Start of SUPPLIED DATA

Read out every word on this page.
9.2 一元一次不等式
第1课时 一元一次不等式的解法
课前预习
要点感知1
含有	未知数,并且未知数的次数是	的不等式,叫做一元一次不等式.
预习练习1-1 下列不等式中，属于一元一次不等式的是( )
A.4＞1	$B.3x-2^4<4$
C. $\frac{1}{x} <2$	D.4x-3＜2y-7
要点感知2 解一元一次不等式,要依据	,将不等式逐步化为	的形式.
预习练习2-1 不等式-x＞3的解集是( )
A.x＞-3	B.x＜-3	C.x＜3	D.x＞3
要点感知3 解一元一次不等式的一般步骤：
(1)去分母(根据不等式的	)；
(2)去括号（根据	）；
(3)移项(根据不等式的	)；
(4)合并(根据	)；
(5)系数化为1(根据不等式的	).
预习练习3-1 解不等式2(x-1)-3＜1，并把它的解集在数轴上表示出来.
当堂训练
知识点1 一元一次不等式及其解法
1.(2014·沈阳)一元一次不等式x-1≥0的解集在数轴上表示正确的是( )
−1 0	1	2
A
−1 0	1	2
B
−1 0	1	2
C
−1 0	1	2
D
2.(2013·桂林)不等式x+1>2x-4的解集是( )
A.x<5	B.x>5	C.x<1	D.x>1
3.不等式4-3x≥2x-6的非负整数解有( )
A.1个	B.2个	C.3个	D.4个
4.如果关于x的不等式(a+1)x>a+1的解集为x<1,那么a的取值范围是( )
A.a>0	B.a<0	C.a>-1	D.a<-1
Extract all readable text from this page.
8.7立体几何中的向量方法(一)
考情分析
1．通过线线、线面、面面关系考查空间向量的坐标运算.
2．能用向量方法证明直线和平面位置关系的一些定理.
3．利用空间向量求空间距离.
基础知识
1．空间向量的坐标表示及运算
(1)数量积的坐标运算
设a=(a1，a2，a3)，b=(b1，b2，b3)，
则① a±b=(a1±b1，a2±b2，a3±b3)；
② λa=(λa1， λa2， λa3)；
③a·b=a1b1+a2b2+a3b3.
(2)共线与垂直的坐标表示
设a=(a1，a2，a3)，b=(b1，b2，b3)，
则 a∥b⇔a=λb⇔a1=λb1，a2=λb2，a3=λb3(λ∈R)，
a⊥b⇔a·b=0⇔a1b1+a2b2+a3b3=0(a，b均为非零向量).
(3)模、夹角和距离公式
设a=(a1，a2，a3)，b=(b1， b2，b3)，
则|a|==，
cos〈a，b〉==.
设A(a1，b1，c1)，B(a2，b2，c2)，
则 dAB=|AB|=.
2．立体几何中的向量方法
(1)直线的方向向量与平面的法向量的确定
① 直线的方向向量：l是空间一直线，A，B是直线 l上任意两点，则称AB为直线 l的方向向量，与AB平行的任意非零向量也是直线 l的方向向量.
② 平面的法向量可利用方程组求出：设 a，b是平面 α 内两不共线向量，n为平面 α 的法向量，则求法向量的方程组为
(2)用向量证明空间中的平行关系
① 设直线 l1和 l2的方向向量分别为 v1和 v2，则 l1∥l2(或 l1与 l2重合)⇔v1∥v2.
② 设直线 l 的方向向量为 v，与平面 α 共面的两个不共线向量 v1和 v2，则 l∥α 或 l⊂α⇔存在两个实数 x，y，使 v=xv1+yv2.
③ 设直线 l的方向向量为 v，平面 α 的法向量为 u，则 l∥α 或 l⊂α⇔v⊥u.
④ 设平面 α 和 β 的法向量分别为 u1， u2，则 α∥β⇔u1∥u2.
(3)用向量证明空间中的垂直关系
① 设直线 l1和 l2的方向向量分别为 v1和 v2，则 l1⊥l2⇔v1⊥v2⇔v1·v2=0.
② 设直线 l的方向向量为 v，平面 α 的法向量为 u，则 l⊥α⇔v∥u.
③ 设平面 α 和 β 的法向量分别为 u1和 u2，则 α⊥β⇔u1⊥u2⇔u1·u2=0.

End of SUPPLIED DATA
Start of SUPPLIED DATA

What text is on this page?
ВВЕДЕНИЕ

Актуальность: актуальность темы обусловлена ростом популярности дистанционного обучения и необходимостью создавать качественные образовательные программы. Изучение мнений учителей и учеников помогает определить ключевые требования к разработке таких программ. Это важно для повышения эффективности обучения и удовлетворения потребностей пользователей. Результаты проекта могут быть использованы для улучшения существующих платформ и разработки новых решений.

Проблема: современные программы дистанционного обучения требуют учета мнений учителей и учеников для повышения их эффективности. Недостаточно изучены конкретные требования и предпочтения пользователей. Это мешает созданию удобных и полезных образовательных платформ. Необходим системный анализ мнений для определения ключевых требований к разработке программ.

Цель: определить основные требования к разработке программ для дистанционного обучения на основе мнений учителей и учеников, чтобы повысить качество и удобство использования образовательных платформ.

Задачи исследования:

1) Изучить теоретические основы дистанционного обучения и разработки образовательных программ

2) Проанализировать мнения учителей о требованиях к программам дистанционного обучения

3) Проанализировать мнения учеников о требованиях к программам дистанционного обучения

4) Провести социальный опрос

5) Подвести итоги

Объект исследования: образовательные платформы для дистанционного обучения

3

End of SUPPLIED DATA

= BRIEF =
Sift through the entries and copy every line with "образовательных".

= SOLUTION FOR THIS PROBLEM =
Проблема: современные программы дистанционного обучения требуют учета мнений учителей и учеников для повышения их эффективности. Недостаточно изучены конкретные требования и предпочтения пользователей. Это мешает созданию удобных и полезных образовательных платформ. Необходим системный анализ мнений для определения ключевых требований к разработке программ.
Цель: определить основные требования к разработке программ для дистанционного обучения на основе мнений учителей и учеников, чтобы повысить качество и удобство использования образовательных платформ.
1) Изучить теоретические основы дистанционного обучения и разработки образовательных программ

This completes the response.